_INFORMATION PROVIDED_:
═══
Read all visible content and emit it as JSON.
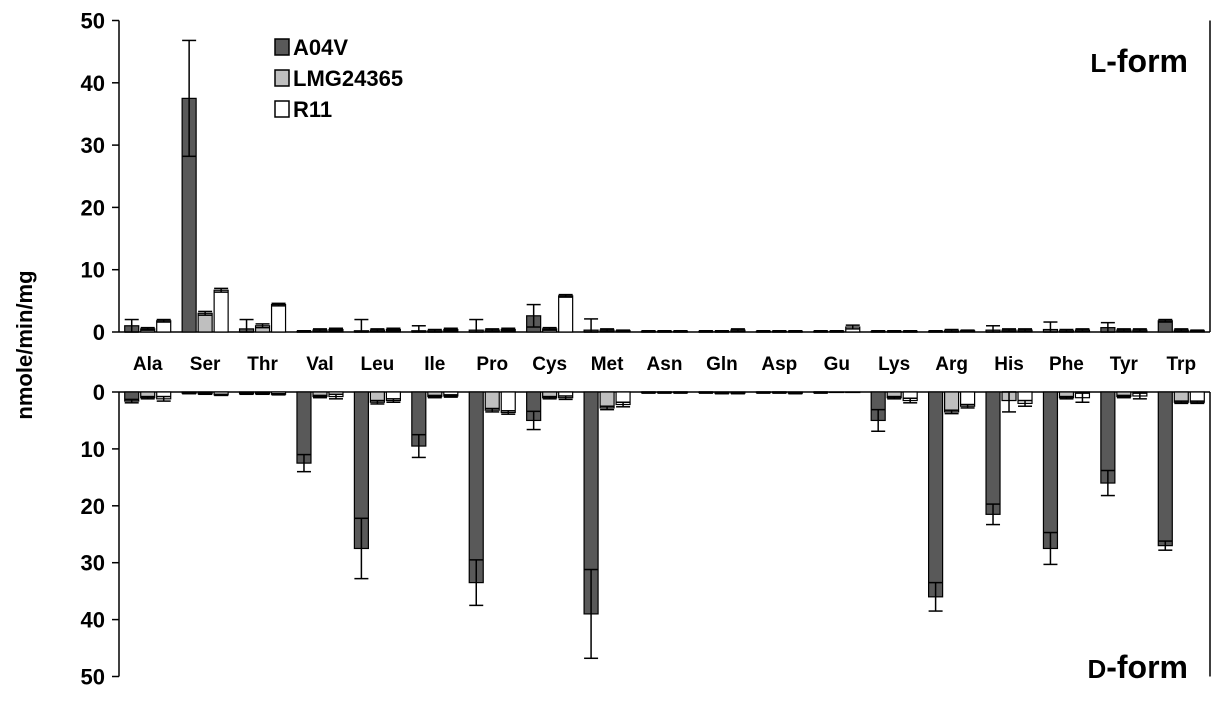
{
  "chart_data": {
    "type": "bar",
    "ylabel": "nmole/min/mg",
    "categories": [
      "Ala",
      "Ser",
      "Thr",
      "Val",
      "Leu",
      "Ile",
      "Pro",
      "Cys",
      "Met",
      "Asn",
      "Gln",
      "Asp",
      "Gu",
      "Lys",
      "Arg",
      "His",
      "Phe",
      "Tyr",
      "Trp"
    ],
    "legend_position": "top-left",
    "colors": {
      "A04V": "#595959",
      "LMG24365": "#bfbfbf",
      "R11": "#ffffff"
    },
    "panels": [
      {
        "label_prefix": "L",
        "label_suffix": "-form",
        "direction": "up",
        "ylim": [
          0,
          50
        ],
        "yticks": [
          "0",
          "10",
          "20",
          "30",
          "40",
          "50"
        ],
        "series": [
          {
            "name": "A04V",
            "values": [
              1.0,
              37.5,
              0.5,
              0.1,
              0.2,
              0.2,
              0.3,
              2.6,
              0.3,
              0.1,
              0.1,
              0.1,
              0.1,
              0.1,
              0.1,
              0.3,
              0.4,
              0.7,
              1.8
            ],
            "errors": [
              1.0,
              9.3,
              1.5,
              0.1,
              1.8,
              0.8,
              1.7,
              1.8,
              1.8,
              0.1,
              0.1,
              0.1,
              0.1,
              0.1,
              0.1,
              0.7,
              1.2,
              0.8,
              0.2
            ]
          },
          {
            "name": "LMG24365",
            "values": [
              0.5,
              3.0,
              1.0,
              0.3,
              0.3,
              0.2,
              0.3,
              0.5,
              0.3,
              0.1,
              0.1,
              0.1,
              0.1,
              0.1,
              0.2,
              0.3,
              0.2,
              0.3,
              0.3
            ],
            "errors": [
              0.2,
              0.3,
              0.3,
              0.2,
              0.2,
              0.2,
              0.2,
              0.2,
              0.2,
              0.1,
              0.1,
              0.1,
              0.1,
              0.1,
              0.2,
              0.2,
              0.2,
              0.2,
              0.2
            ]
          },
          {
            "name": "R11",
            "values": [
              1.8,
              6.7,
              4.4,
              0.4,
              0.4,
              0.4,
              0.4,
              5.8,
              0.2,
              0.1,
              0.3,
              0.1,
              0.8,
              0.1,
              0.2,
              0.3,
              0.3,
              0.3,
              0.2
            ],
            "errors": [
              0.2,
              0.3,
              0.2,
              0.2,
              0.2,
              0.2,
              0.2,
              0.2,
              0.1,
              0.1,
              0.2,
              0.1,
              0.3,
              0.1,
              0.1,
              0.2,
              0.2,
              0.2,
              0.1
            ]
          }
        ]
      },
      {
        "label_prefix": "D",
        "label_suffix": "-form",
        "direction": "down",
        "ylim": [
          0,
          50
        ],
        "yticks": [
          "0",
          "10",
          "20",
          "30",
          "40",
          "50"
        ],
        "series": [
          {
            "name": "A04V",
            "values": [
              1.6,
              0.2,
              0.3,
              12.5,
              27.5,
              9.5,
              33.5,
              5.0,
              39.0,
              0.1,
              0.1,
              0.1,
              0.1,
              5.0,
              36.0,
              21.5,
              27.5,
              16.0,
              27.0
            ],
            "errors": [
              0.3,
              0.1,
              0.1,
              1.5,
              5.3,
              2.0,
              4.0,
              1.6,
              7.8,
              0.1,
              0.1,
              0.1,
              0.1,
              1.9,
              2.5,
              1.8,
              2.8,
              2.2,
              0.8
            ]
          },
          {
            "name": "LMG24365",
            "values": [
              1.0,
              0.3,
              0.3,
              0.8,
              1.8,
              0.8,
              3.2,
              1.0,
              2.8,
              0.1,
              0.2,
              0.1,
              0.0,
              1.0,
              3.5,
              1.5,
              1.0,
              0.8,
              1.8
            ],
            "errors": [
              0.2,
              0.1,
              0.1,
              0.2,
              0.3,
              0.2,
              0.3,
              0.2,
              0.3,
              0.1,
              0.1,
              0.1,
              0.0,
              0.2,
              0.3,
              2.0,
              0.2,
              0.2,
              0.2
            ]
          },
          {
            "name": "R11",
            "values": [
              1.2,
              0.5,
              0.4,
              0.8,
              1.5,
              0.7,
              3.6,
              1.0,
              2.2,
              0.1,
              0.2,
              0.2,
              0.0,
              1.5,
              2.5,
              2.0,
              1.0,
              0.7,
              1.8
            ],
            "errors": [
              0.4,
              0.1,
              0.1,
              0.4,
              0.3,
              0.2,
              0.3,
              0.3,
              0.4,
              0.1,
              0.1,
              0.1,
              0.0,
              0.4,
              0.3,
              0.5,
              0.8,
              0.5,
              0.2
            ]
          }
        ]
      }
    ]
  }
}
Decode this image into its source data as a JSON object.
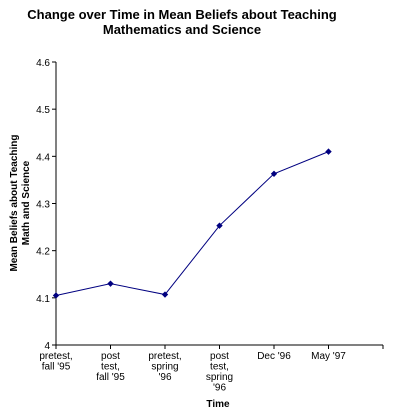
{
  "chart_data": {
    "type": "line",
    "title": [
      "Change over Time in Mean Beliefs about Teaching",
      "Mathematics and Science"
    ],
    "xlabel": "Time",
    "ylabel": [
      "Mean Beliefs about Teaching",
      "Math and Science"
    ],
    "categories": [
      [
        "pretest,",
        "fall '95"
      ],
      [
        "post",
        "test,",
        "fall '95"
      ],
      [
        "pretest,",
        "spring",
        "'96"
      ],
      [
        "post",
        "test,",
        "spring",
        "'96"
      ],
      [
        "Dec '96"
      ],
      [
        "May '97"
      ]
    ],
    "series": [
      {
        "values": [
          4.105,
          4.13,
          4.107,
          4.253,
          4.363,
          4.41
        ],
        "color": "#000080"
      }
    ],
    "ylim": [
      4,
      4.6
    ],
    "yticks": [
      "4",
      "4.1",
      "4.2",
      "4.3",
      "4.4",
      "4.5",
      "4.6"
    ],
    "grid": false,
    "legend": "none"
  }
}
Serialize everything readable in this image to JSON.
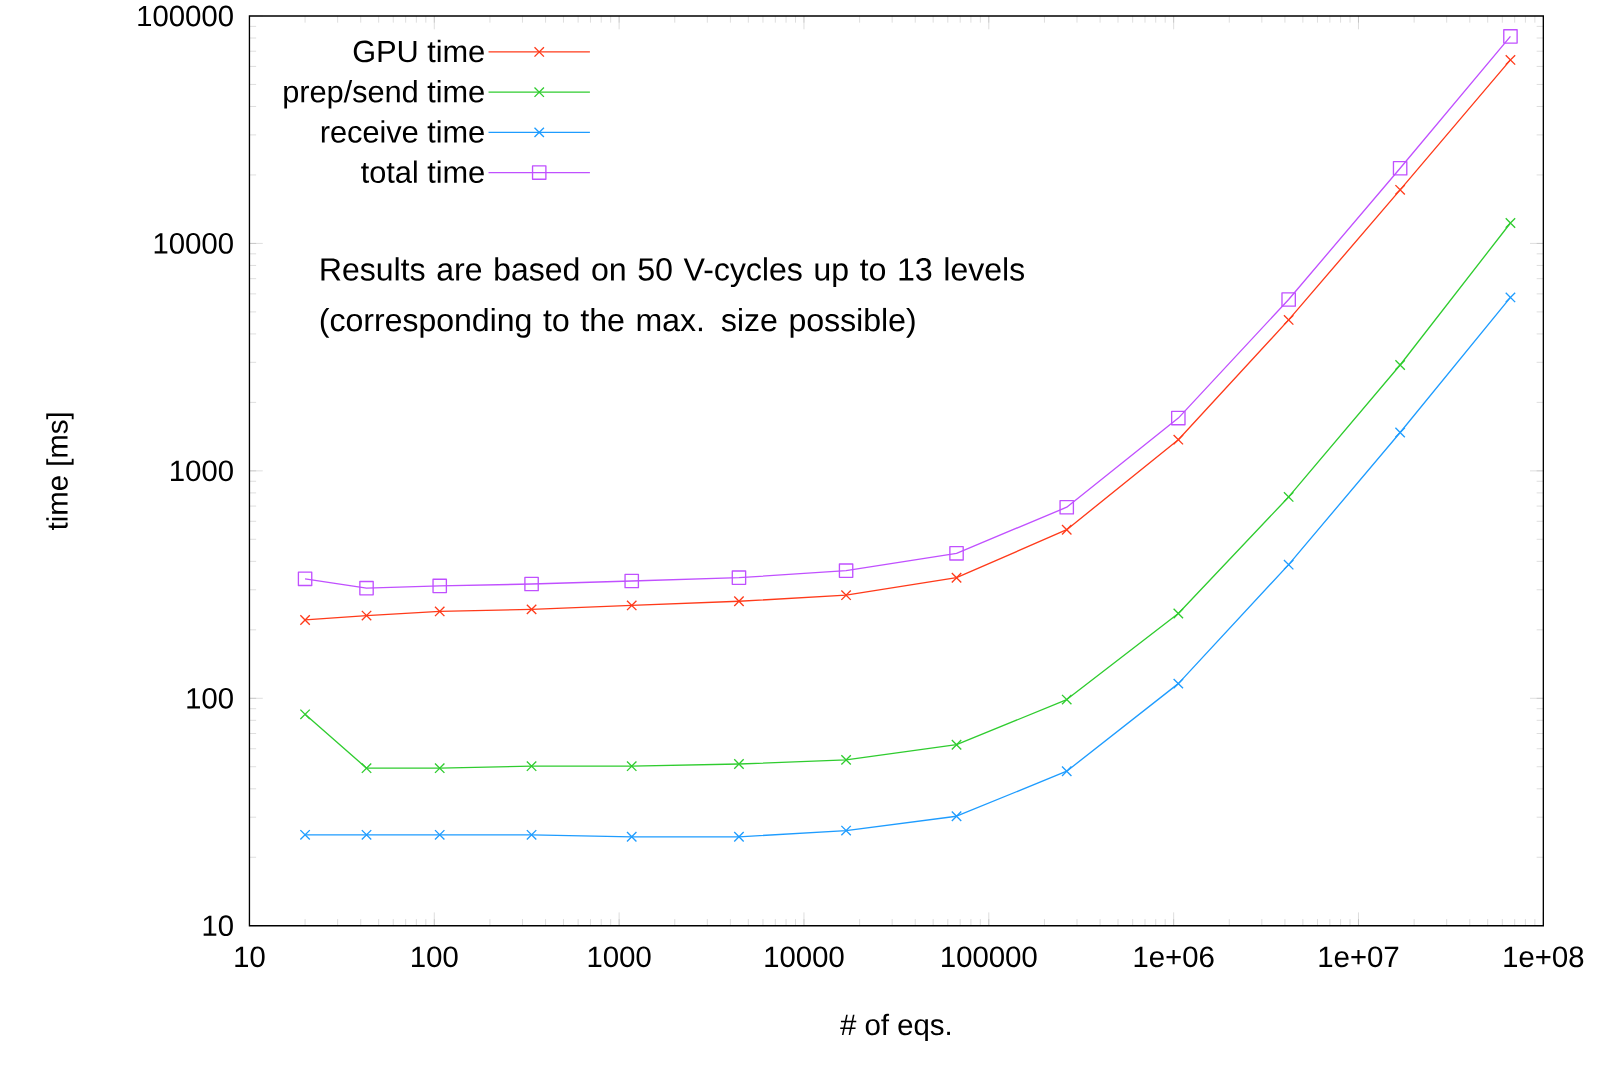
{
  "chart_data": {
    "type": "line",
    "xlabel": "# of eqs.",
    "ylabel": "time [ms]",
    "log": "xy",
    "grid": false,
    "legend": "top left",
    "line_style": "solid",
    "x": [
      20,
      43,
      107,
      336,
      1170,
      4450,
      16900,
      66900,
      264000,
      1060000,
      4190000,
      16800000,
      66400000
    ],
    "xlim": [
      10,
      100000000
    ],
    "ylim": [
      10,
      100000
    ],
    "xticks": [
      10,
      100,
      1000,
      10000,
      100000,
      {
        "value": 1000000,
        "label": "1e+06"
      },
      {
        "value": 10000000,
        "label": "1e+07"
      },
      {
        "value": 100000000,
        "label": "1e+08"
      }
    ],
    "yticks": [
      10,
      100,
      1000,
      10000,
      100000
    ],
    "series": [
      {
        "name": "GPU time",
        "color": "#ff3a1a",
        "marker": "cross",
        "values": [
          221,
          231,
          241,
          246,
          256,
          267,
          284,
          339,
          551,
          1371,
          4610,
          17200,
          64100
        ]
      },
      {
        "name": "prep/send time",
        "color": "#2fcc2f",
        "marker": "cross",
        "values": [
          85,
          49.3,
          49.3,
          50.3,
          50.3,
          51.4,
          53.6,
          62.5,
          98.7,
          236,
          768,
          2920,
          12300
        ]
      },
      {
        "name": "receive time",
        "color": "#1e9cff",
        "marker": "cross",
        "values": [
          25.1,
          25.1,
          25.1,
          25.1,
          24.6,
          24.6,
          26.2,
          30.3,
          47.8,
          116,
          387,
          1475,
          5790
        ]
      },
      {
        "name": "total time",
        "color": "#c050ff",
        "marker": "square",
        "values": [
          335,
          305,
          312,
          318,
          328,
          339,
          364,
          434,
          692,
          1706,
          5670,
          21400,
          81300
        ]
      }
    ],
    "annotations": [
      "Results are based on 50 V-cycles up to 13 levels (corresponding to the max. size possible)"
    ]
  }
}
═══
_PROBLEM_:
Return all of the entries exactly as written, but drop any pictures they hold.

_EXPECTED ANSWER_:
Read all visible content and emit it as JSON.
{
  "chart_data": {
    "type": "bar",
    "ylabel": "nmole/min/mg",
    "categories": [
      "Ala",
      "Ser",
      "Thr",
      "Val",
      "Leu",
      "Ile",
      "Pro",
      "Cys",
      "Met",
      "Asn",
      "Gln",
      "Asp",
      "Gu",
      "Lys",
      "Arg",
      "His",
      "Phe",
      "Tyr",
      "Trp"
    ],
    "legend_position": "top-left",
    "colors": {
      "A04V": "#595959",
      "LMG24365": "#bfbfbf",
      "R11": "#ffffff"
    },
    "panels": [
      {
        "label_prefix": "L",
        "label_suffix": "-form",
        "direction": "up",
        "ylim": [
          0,
          50
        ],
        "yticks": [
          "0",
          "10",
          "20",
          "30",
          "40",
          "50"
        ],
        "series": [
          {
            "name": "A04V",
            "values": [
              1.0,
              37.5,
              0.5,
              0.1,
              0.2,
              0.2,
              0.3,
              2.6,
              0.3,
              0.1,
              0.1,
              0.1,
              0.1,
              0.1,
              0.1,
              0.3,
              0.4,
              0.7,
              1.8
            ],
            "errors": [
              1.0,
              9.3,
              1.5,
              0.1,
              1.8,
              0.8,
              1.7,
              1.8,
              1.8,
              0.1,
              0.1,
              0.1,
              0.1,
              0.1,
              0.1,
              0.7,
              1.2,
              0.8,
              0.2
            ]
          },
          {
            "name": "LMG24365",
            "values": [
              0.5,
              3.0,
              1.0,
              0.3,
              0.3,
              0.2,
              0.3,
              0.5,
              0.3,
              0.1,
              0.1,
              0.1,
              0.1,
              0.1,
              0.2,
              0.3,
              0.2,
              0.3,
              0.3
            ],
            "errors": [
              0.2,
              0.3,
              0.3,
              0.2,
              0.2,
              0.2,
              0.2,
              0.2,
              0.2,
              0.1,
              0.1,
              0.1,
              0.1,
              0.1,
              0.2,
              0.2,
              0.2,
              0.2,
              0.2
            ]
          },
          {
            "name": "R11",
            "values": [
              1.8,
              6.7,
              4.4,
              0.4,
              0.4,
              0.4,
              0.4,
              5.8,
              0.2,
              0.1,
              0.3,
              0.1,
              0.8,
              0.1,
              0.2,
              0.3,
              0.3,
              0.3,
              0.2
            ],
            "errors": [
              0.2,
              0.3,
              0.2,
              0.2,
              0.2,
              0.2,
              0.2,
              0.2,
              0.1,
              0.1,
              0.2,
              0.1,
              0.3,
              0.1,
              0.1,
              0.2,
              0.2,
              0.2,
              0.1
            ]
          }
        ]
      },
      {
        "label_prefix": "D",
        "label_suffix": "-form",
        "direction": "down",
        "ylim": [
          0,
          50
        ],
        "yticks": [
          "0",
          "10",
          "20",
          "30",
          "40",
          "50"
        ],
        "series": [
          {
            "name": "A04V",
            "values": [
              1.6,
              0.2,
              0.3,
              12.5,
              27.5,
              9.5,
              33.5,
              5.0,
              39.0,
              0.1,
              0.1,
              0.1,
              0.1,
              5.0,
              36.0,
              21.5,
              27.5,
              16.0,
              27.0
            ],
            "errors": [
              0.3,
              0.1,
              0.1,
              1.5,
              5.3,
              2.0,
              4.0,
              1.6,
              7.8,
              0.1,
              0.1,
              0.1,
              0.1,
              1.9,
              2.5,
              1.8,
              2.8,
              2.2,
              0.8
            ]
          },
          {
            "name": "LMG24365",
            "values": [
              1.0,
              0.3,
              0.3,
              0.8,
              1.8,
              0.8,
              3.2,
              1.0,
              2.8,
              0.1,
              0.2,
              0.1,
              0.0,
              1.0,
              3.5,
              1.5,
              1.0,
              0.8,
              1.8
            ],
            "errors": [
              0.2,
              0.1,
              0.1,
              0.2,
              0.3,
              0.2,
              0.3,
              0.2,
              0.3,
              0.1,
              0.1,
              0.1,
              0.0,
              0.2,
              0.3,
              2.0,
              0.2,
              0.2,
              0.2
            ]
          },
          {
            "name": "R11",
            "values": [
              1.2,
              0.5,
              0.4,
              0.8,
              1.5,
              0.7,
              3.6,
              1.0,
              2.2,
              0.1,
              0.2,
              0.2,
              0.0,
              1.5,
              2.5,
              2.0,
              1.0,
              0.7,
              1.8
            ],
            "errors": [
              0.4,
              0.1,
              0.1,
              0.4,
              0.3,
              0.2,
              0.3,
              0.3,
              0.4,
              0.1,
              0.1,
              0.1,
              0.0,
              0.4,
              0.3,
              0.5,
              0.8,
              0.5,
              0.2
            ]
          }
        ]
      }
    ]
  }
}
Decode this image into its source data as a JSON object.
{
  "chart_data": {
    "type": "line",
    "title": [
      "Change over Time in Mean Beliefs about Teaching",
      "Mathematics and Science"
    ],
    "xlabel": "Time",
    "ylabel": [
      "Mean Beliefs about Teaching",
      "Math and Science"
    ],
    "categories": [
      [
        "pretest,",
        "fall '95"
      ],
      [
        "post",
        "test,",
        "fall '95"
      ],
      [
        "pretest,",
        "spring",
        "'96"
      ],
      [
        "post",
        "test,",
        "spring",
        "'96"
      ],
      [
        "Dec '96"
      ],
      [
        "May '97"
      ]
    ],
    "series": [
      {
        "values": [
          4.105,
          4.13,
          4.107,
          4.253,
          4.363,
          4.41
        ],
        "color": "#000080"
      }
    ],
    "ylim": [
      4,
      4.6
    ],
    "yticks": [
      "4",
      "4.1",
      "4.2",
      "4.3",
      "4.4",
      "4.5",
      "4.6"
    ],
    "grid": false,
    "legend": "none"
  }
}
Serialize everything readable in this image to JSON.
{
  "chart_data": {
    "type": "line",
    "xlabel": "# of eqs.",
    "ylabel": "time [ms]",
    "log": "xy",
    "grid": false,
    "legend": "top left",
    "line_style": "solid",
    "x": [
      20,
      43,
      107,
      336,
      1170,
      4450,
      16900,
      66900,
      264000,
      1060000,
      4190000,
      16800000,
      66400000
    ],
    "xlim": [
      10,
      100000000
    ],
    "ylim": [
      10,
      100000
    ],
    "xticks": [
      10,
      100,
      1000,
      10000,
      100000,
      {
        "value": 1000000,
        "label": "1e+06"
      },
      {
        "value": 10000000,
        "label": "1e+07"
      },
      {
        "value": 100000000,
        "label": "1e+08"
      }
    ],
    "yticks": [
      10,
      100,
      1000,
      10000,
      100000
    ],
    "series": [
      {
        "name": "GPU time",
        "color": "#ff3a1a",
        "marker": "cross",
        "values": [
          221,
          231,
          241,
          246,
          256,
          267,
          284,
          339,
          551,
          1371,
          4610,
          17200,
          64100
        ]
      },
      {
        "name": "prep/send time",
        "color": "#2fcc2f",
        "marker": "cross",
        "values": [
          85,
          49.3,
          49.3,
          50.3,
          50.3,
          51.4,
          53.6,
          62.5,
          98.7,
          236,
          768,
          2920,
          12300
        ]
      },
      {
        "name": "receive time",
        "color": "#1e9cff",
        "marker": "cross",
        "values": [
          25.1,
          25.1,
          25.1,
          25.1,
          24.6,
          24.6,
          26.2,
          30.3,
          47.8,
          116,
          387,
          1475,
          5790
        ]
      },
      {
        "name": "total time",
        "color": "#c050ff",
        "marker": "square",
        "values": [
          335,
          305,
          312,
          318,
          328,
          339,
          364,
          434,
          692,
          1706,
          5670,
          21400,
          81300
        ]
      }
    ],
    "annotations": [
      "Results are based on 50 V-cycles up to 13 levels (corresponding to the max. size possible)"
    ]
  }
}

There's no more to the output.